::: PROVIDED RECORDS

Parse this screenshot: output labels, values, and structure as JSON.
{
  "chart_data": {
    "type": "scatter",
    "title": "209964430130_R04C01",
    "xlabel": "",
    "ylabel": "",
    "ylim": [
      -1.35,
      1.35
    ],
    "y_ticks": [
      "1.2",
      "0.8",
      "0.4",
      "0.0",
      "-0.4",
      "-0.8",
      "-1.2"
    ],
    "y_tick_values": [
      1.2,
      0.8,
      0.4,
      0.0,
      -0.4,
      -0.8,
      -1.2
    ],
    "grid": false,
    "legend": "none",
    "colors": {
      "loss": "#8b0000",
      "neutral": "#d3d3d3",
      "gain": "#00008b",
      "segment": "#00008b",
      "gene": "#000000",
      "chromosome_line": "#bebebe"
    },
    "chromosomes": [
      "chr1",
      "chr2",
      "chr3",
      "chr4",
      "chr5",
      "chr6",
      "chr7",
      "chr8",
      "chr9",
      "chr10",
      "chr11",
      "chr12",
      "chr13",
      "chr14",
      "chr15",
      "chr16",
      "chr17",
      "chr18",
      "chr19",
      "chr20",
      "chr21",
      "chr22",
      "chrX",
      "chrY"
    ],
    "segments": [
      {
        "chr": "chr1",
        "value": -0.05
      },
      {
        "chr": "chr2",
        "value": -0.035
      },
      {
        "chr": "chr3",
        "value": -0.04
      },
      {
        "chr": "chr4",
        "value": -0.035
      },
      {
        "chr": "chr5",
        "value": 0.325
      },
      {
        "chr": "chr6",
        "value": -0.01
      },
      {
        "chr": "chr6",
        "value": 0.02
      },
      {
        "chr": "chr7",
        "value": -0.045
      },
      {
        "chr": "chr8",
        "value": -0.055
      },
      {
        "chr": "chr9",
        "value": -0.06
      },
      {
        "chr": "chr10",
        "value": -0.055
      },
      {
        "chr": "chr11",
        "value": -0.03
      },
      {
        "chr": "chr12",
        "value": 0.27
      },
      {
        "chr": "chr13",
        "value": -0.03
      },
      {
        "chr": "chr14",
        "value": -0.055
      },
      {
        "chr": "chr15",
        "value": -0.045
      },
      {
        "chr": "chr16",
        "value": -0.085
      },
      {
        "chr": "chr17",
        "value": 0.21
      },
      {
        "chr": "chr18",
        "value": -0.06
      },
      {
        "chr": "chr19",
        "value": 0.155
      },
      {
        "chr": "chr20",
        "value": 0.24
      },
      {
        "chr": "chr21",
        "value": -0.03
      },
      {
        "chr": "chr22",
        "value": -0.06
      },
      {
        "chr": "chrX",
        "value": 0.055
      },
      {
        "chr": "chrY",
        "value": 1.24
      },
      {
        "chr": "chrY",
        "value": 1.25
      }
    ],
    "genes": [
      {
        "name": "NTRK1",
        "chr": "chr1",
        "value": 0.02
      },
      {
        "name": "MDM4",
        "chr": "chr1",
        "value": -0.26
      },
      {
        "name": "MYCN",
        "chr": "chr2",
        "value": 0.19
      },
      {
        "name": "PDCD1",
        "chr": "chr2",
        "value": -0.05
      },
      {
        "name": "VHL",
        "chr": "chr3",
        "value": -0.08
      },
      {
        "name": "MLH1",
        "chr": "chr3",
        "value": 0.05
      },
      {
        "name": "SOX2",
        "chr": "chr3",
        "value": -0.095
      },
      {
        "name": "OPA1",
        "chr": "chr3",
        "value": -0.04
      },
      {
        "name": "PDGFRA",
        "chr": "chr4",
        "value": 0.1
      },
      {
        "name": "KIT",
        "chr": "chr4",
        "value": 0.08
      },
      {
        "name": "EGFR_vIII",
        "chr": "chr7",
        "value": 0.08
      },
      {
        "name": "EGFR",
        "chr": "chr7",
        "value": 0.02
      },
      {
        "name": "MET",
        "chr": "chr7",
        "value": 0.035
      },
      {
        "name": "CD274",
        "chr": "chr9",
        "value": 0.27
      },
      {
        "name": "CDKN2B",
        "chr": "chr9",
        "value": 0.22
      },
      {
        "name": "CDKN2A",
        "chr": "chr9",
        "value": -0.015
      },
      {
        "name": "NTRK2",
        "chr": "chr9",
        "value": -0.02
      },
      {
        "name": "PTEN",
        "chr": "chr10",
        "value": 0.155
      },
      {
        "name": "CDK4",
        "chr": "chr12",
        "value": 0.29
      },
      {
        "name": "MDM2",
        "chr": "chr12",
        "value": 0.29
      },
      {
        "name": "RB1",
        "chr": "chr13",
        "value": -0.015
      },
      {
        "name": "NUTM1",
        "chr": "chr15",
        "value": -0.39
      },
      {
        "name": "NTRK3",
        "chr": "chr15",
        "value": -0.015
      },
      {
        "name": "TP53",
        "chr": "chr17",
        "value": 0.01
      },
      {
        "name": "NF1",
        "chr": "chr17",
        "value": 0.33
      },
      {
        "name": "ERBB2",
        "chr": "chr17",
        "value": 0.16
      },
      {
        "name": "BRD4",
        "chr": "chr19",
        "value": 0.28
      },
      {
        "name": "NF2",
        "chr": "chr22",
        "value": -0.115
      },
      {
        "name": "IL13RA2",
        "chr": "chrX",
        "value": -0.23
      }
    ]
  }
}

::::::

### WHAT YOU HAVE TO DO
Repeat each of the entries exactly as written.

### EXPECTED ANSWER
Parse this screenshot: output labels, values, and structure as JSON.
{
  "chart_data": {
    "type": "scatter",
    "title": "209964430130_R04C01",
    "xlabel": "",
    "ylabel": "",
    "ylim": [
      -1.35,
      1.35
    ],
    "y_ticks": [
      "1.2",
      "0.8",
      "0.4",
      "0.0",
      "-0.4",
      "-0.8",
      "-1.2"
    ],
    "y_tick_values": [
      1.2,
      0.8,
      0.4,
      0.0,
      -0.4,
      -0.8,
      -1.2
    ],
    "grid": false,
    "legend": "none",
    "colors": {
      "loss": "#8b0000",
      "neutral": "#d3d3d3",
      "gain": "#00008b",
      "segment": "#00008b",
      "gene": "#000000",
      "chromosome_line": "#bebebe"
    },
    "chromosomes": [
      "chr1",
      "chr2",
      "chr3",
      "chr4",
      "chr5",
      "chr6",
      "chr7",
      "chr8",
      "chr9",
      "chr10",
      "chr11",
      "chr12",
      "chr13",
      "chr14",
      "chr15",
      "chr16",
      "chr17",
      "chr18",
      "chr19",
      "chr20",
      "chr21",
      "chr22",
      "chrX",
      "chrY"
    ],
    "segments": [
      {
        "chr": "chr1",
        "value": -0.05
      },
      {
        "chr": "chr2",
        "value": -0.035
      },
      {
        "chr": "chr3",
        "value": -0.04
      },
      {
        "chr": "chr4",
        "value": -0.035
      },
      {
        "chr": "chr5",
        "value": 0.325
      },
      {
        "chr": "chr6",
        "value": -0.01
      },
      {
        "chr": "chr6",
        "value": 0.02
      },
      {
        "chr": "chr7",
        "value": -0.045
      },
      {
        "chr": "chr8",
        "value": -0.055
      },
      {
        "chr": "chr9",
        "value": -0.06
      },
      {
        "chr": "chr10",
        "value": -0.055
      },
      {
        "chr": "chr11",
        "value": -0.03
      },
      {
        "chr": "chr12",
        "value": 0.27
      },
      {
        "chr": "chr13",
        "value": -0.03
      },
      {
        "chr": "chr14",
        "value": -0.055
      },
      {
        "chr": "chr15",
        "value": -0.045
      },
      {
        "chr": "chr16",
        "value": -0.085
      },
      {
        "chr": "chr17",
        "value": 0.21
      },
      {
        "chr": "chr18",
        "value": -0.06
      },
      {
        "chr": "chr19",
        "value": 0.155
      },
      {
        "chr": "chr20",
        "value": 0.24
      },
      {
        "chr": "chr21",
        "value": -0.03
      },
      {
        "chr": "chr22",
        "value": -0.06
      },
      {
        "chr": "chrX",
        "value": 0.055
      },
      {
        "chr": "chrY",
        "value": 1.24
      },
      {
        "chr": "chrY",
        "value": 1.25
      }
    ],
    "genes": [
      {
        "name": "NTRK1",
        "chr": "chr1",
        "value": 0.02
      },
      {
        "name": "MDM4",
        "chr": "chr1",
        "value": -0.26
      },
      {
        "name": "MYCN",
        "chr": "chr2",
        "value": 0.19
      },
      {
        "name": "PDCD1",
        "chr": "chr2",
        "value": -0.05
      },
      {
        "name": "VHL",
        "chr": "chr3",
        "value": -0.08
      },
      {
        "name": "MLH1",
        "chr": "chr3",
        "value": 0.05
      },
      {
        "name": "SOX2",
        "chr": "chr3",
        "value": -0.095
      },
      {
        "name": "OPA1",
        "chr": "chr3",
        "value": -0.04
      },
      {
        "name": "PDGFRA",
        "chr": "chr4",
        "value": 0.1
      },
      {
        "name": "KIT",
        "chr": "chr4",
        "value": 0.08
      },
      {
        "name": "EGFR_vIII",
        "chr": "chr7",
        "value": 0.08
      },
      {
        "name": "EGFR",
        "chr": "chr7",
        "value": 0.02
      },
      {
        "name": "MET",
        "chr": "chr7",
        "value": 0.035
      },
      {
        "name": "CD274",
        "chr": "chr9",
        "value": 0.27
      },
      {
        "name": "CDKN2B",
        "chr": "chr9",
        "value": 0.22
      },
      {
        "name": "CDKN2A",
        "chr": "chr9",
        "value": -0.015
      },
      {
        "name": "NTRK2",
        "chr": "chr9",
        "value": -0.02
      },
      {
        "name": "PTEN",
        "chr": "chr10",
        "value": 0.155
      },
      {
        "name": "CDK4",
        "chr": "chr12",
        "value": 0.29
      },
      {
        "name": "MDM2",
        "chr": "chr12",
        "value": 0.29
      },
      {
        "name": "RB1",
        "chr": "chr13",
        "value": -0.015
      },
      {
        "name": "NUTM1",
        "chr": "chr15",
        "value": -0.39
      },
      {
        "name": "NTRK3",
        "chr": "chr15",
        "value": -0.015
      },
      {
        "name": "TP53",
        "chr": "chr17",
        "value": 0.01
      },
      {
        "name": "NF1",
        "chr": "chr17",
        "value": 0.33
      },
      {
        "name": "ERBB2",
        "chr": "chr17",
        "value": 0.16
      },
      {
        "name": "BRD4",
        "chr": "chr19",
        "value": 0.28
      },
      {
        "name": "NF2",
        "chr": "chr22",
        "value": -0.115
      },
      {
        "name": "IL13RA2",
        "chr": "chrX",
        "value": -0.23
      }
    ]
  }
}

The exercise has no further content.